__DO THIS__: Gather up the lines with the word "kattalar" in them.

(Extracted data entries)
::::::::

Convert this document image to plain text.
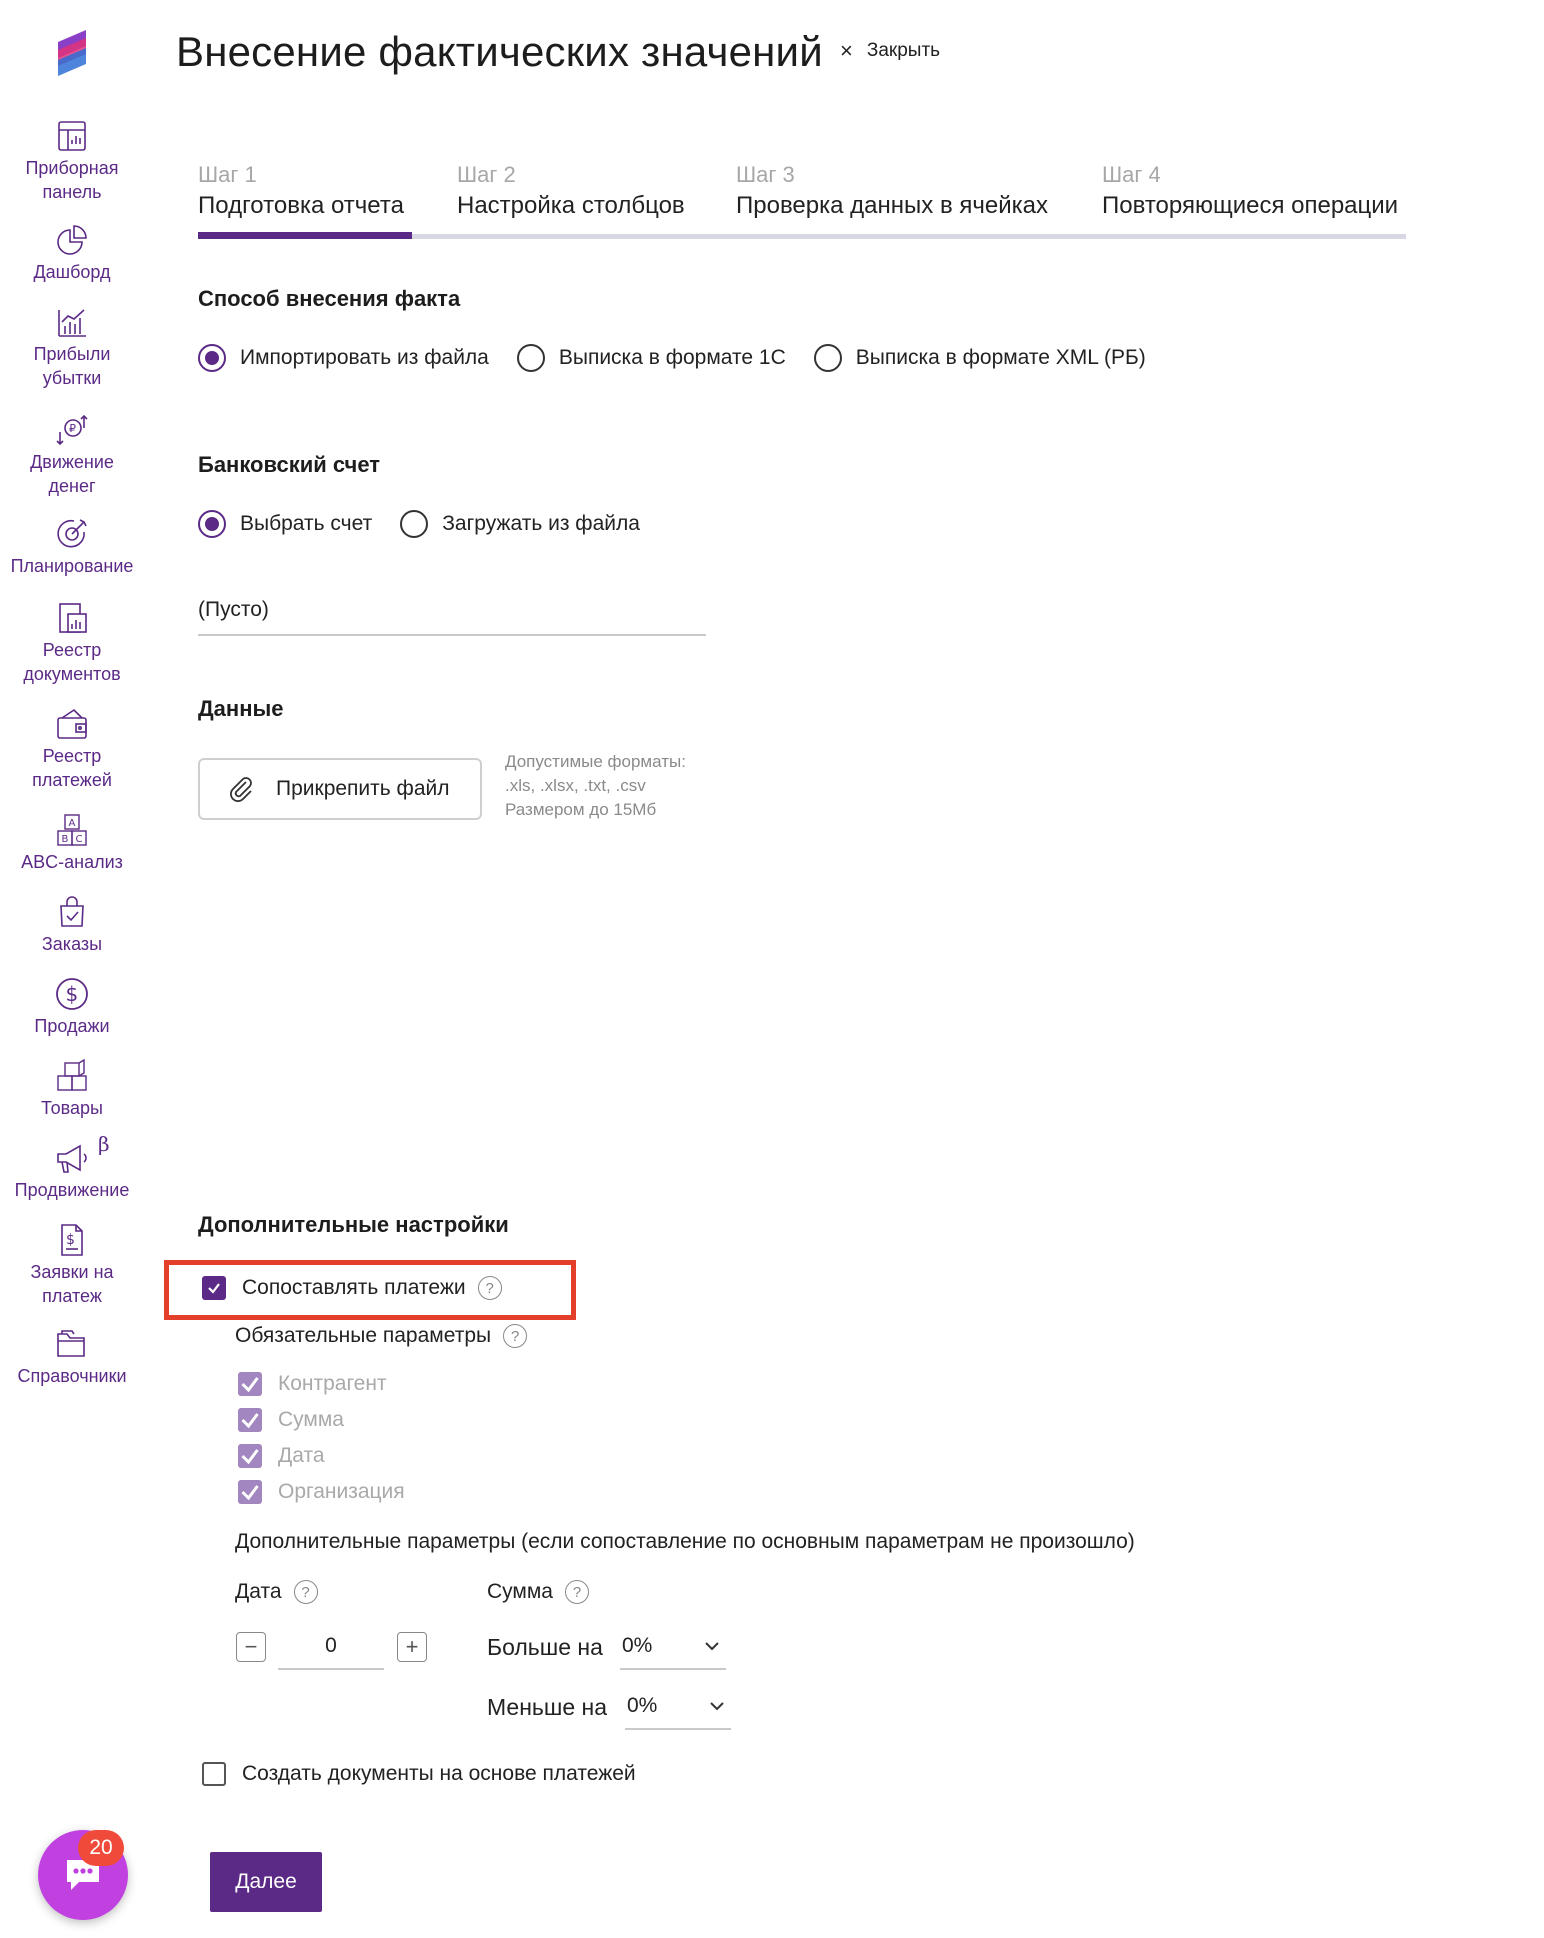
Приборная
панель
Дашборд
Прибыли
убытки
₽
Движение
денег
Планирование
Реестр
документов
Реестр
платежей
A
B C
ABC-анализ
Заказы
$
Продажи
Товары
β
Продвижение
$
Заявки на
платеж
Справочники
Внесение фактических значений × Закрыть
Шаг 1
Подготовка отчета
Шаг 2
Настройка столбцов
Шаг 3
Проверка данных в ячейках
Шаг 4
Повторяющиеся операции
Способ внесения факта
Импортировать из файла	Выписка в формате 1С	Выписка в формате XML (РБ)
Банковский счет
Выбрать счет	Загружать из файла
(Пусто)
Данные
Прикрепить файл
Допустимые форматы:
.xls, .xlsx, .txt, .csv
Размером до 15Мб
Дополнительные настройки
Сопоставлять платежи	?
Обязательные параметры	?
Контрагент
Сумма
Дата
Организация
Дополнительные параметры (если сопоставление по основным параметрам не произошло)
Дата	?	Сумма	?
−	0	+	Больше на 0%
Меньше на 0%
Создать документы на основе платежей
Далее
20
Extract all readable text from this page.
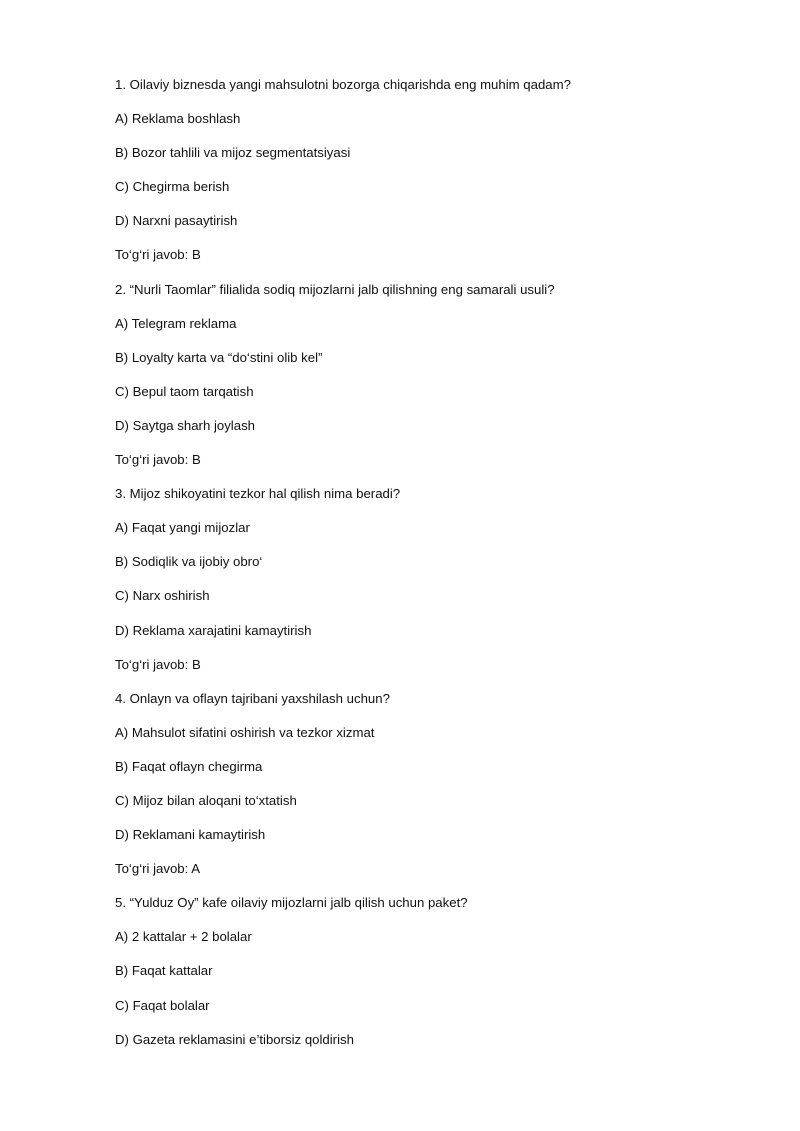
1. Oilaviy biznesda yangi mahsulotni bozorga chiqarishda eng muhim qadam?
A) Reklama boshlash
B) Bozor tahlili va mijoz segmentatsiyasi
C) Chegirma berish
D) Narxni pasaytirish
To‘g‘ri javob: B
2. “Nurli Taomlar” filialida sodiq mijozlarni jalb qilishning eng samarali usuli?
A) Telegram reklama
B) Loyalty karta va “do‘stini olib kel”
C) Bepul taom tarqatish
D) Saytga sharh joylash
To‘g‘ri javob: B
3. Mijoz shikoyatini tezkor hal qilish nima beradi?
A) Faqat yangi mijozlar
B) Sodiqlik va ijobiy obro‘
C) Narx oshirish
D) Reklama xarajatini kamaytirish
To‘g‘ri javob: B
4. Onlayn va oflayn tajribani yaxshilash uchun?
A) Mahsulot sifatini oshirish va tezkor xizmat
B) Faqat oflayn chegirma
C) Mijoz bilan aloqani to‘xtatish
D) Reklamani kamaytirish
To‘g‘ri javob: A
5. “Yulduz Oy” kafe oilaviy mijozlarni jalb qilish uchun paket?
A) 2 kattalar + 2 bolalar
B) Faqat kattalar
C) Faqat bolalar
D) Gazeta reklamasini e’tiborsiz qoldirish
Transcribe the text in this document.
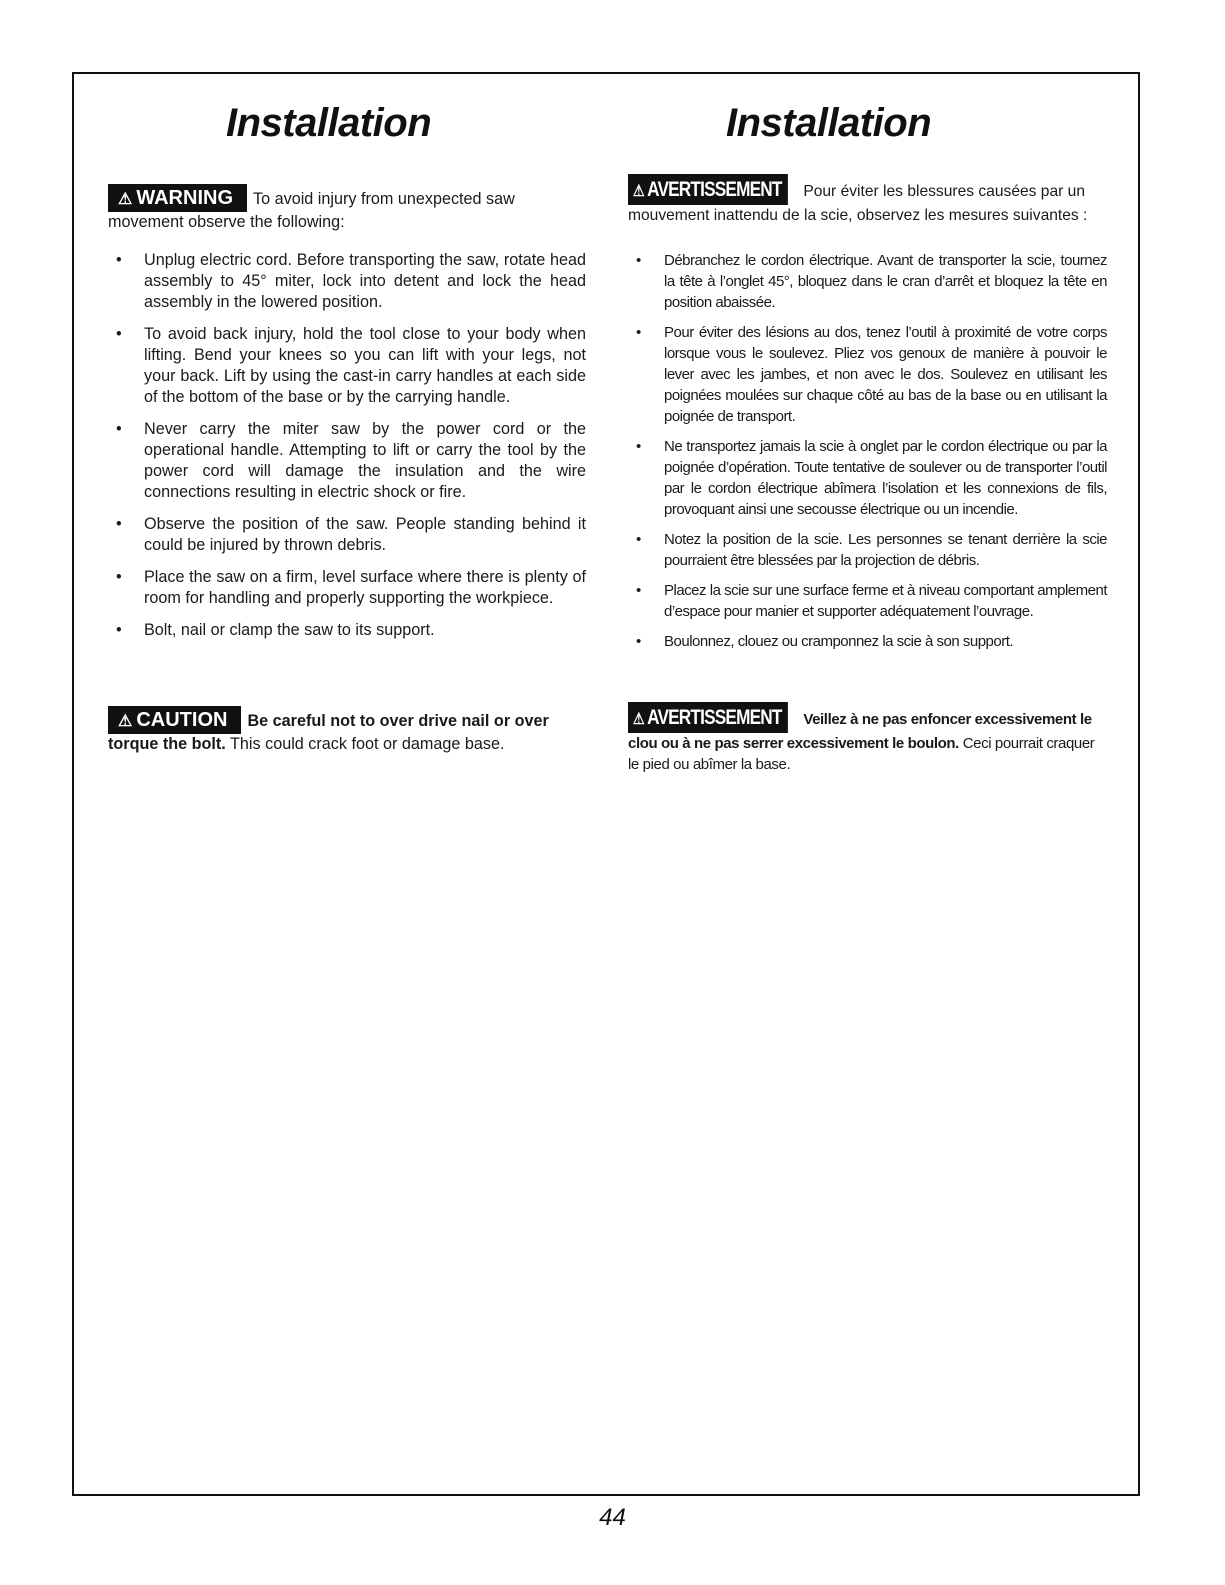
Installation
⚠ WARNING To avoid injury from unexpected saw movement observe the following:
• Unplug electric cord. Before transporting the saw, rotate head assembly to 45° miter, lock into detent and lock the head assembly in the lowered position.
• To avoid back injury, hold the tool close to your body when lifting. Bend your knees so you can lift with your legs, not your back. Lift by using the cast-in carry handles at each side of the bottom of the base or by the carrying handle.
• Never carry the miter saw by the power cord or the operational handle. Attempting to lift or carry the tool by the power cord will damage the insulation and the wire connections resulting in electric shock or fire.
• Observe the position of the saw. People standing behind it could be injured by thrown debris.
• Place the saw on a firm, level surface where there is plenty of room for handling and properly supporting the workpiece.
• Bolt, nail or clamp the saw to its support.
⚠ CAUTION Be careful not to over drive nail or over torque the bolt. This could crack foot or damage base.
Installation
⚠ AVERTISSEMENT Pour éviter les blessures causées par un mouvement inattendu de la scie, observez les mesures suivantes :
• Débranchez le cordon électrique. Avant de transporter la scie, tournez la tête à l’onglet 45°, bloquez dans le cran d’arrêt et bloquez la tête en position abaissée.
• Pour éviter des lésions au dos, tenez l’outil à proximité de votre corps lorsque vous le soulevez. Pliez vos genoux de manière à pouvoir le lever avec les jambes, et non avec le dos. Soulevez en utilisant les poignées moulées sur chaque côté au bas de la base ou en utilisant la poignée de transport.
• Ne transportez jamais la scie à onglet par le cordon électrique ou par la poignée d’opération. Toute tentative de soulever ou de transporter l’outil par le cordon électrique abîmera l’isolation et les connexions de fils, provoquant ainsi une secousse électrique ou un incendie.
• Notez la position de la scie. Les personnes se tenant derrière la scie pourraient être blessées par la projection de débris.
• Placez la scie sur une surface ferme et à niveau comportant amplement d’espace pour manier et supporter adéquatement l’ouvrage.
• Boulonnez, clouez ou cramponnez la scie à son support.
⚠ AVERTISSEMENT Veillez à ne pas enfoncer excessivement le clou ou à ne pas serrer excessivement le boulon. Ceci pourrait craquer le pied ou abîmer la base.
44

::::::::

__COMPLETE RESPONSE__:
A) 2 kattalar + 2 bolalar
B) Faqat kattalar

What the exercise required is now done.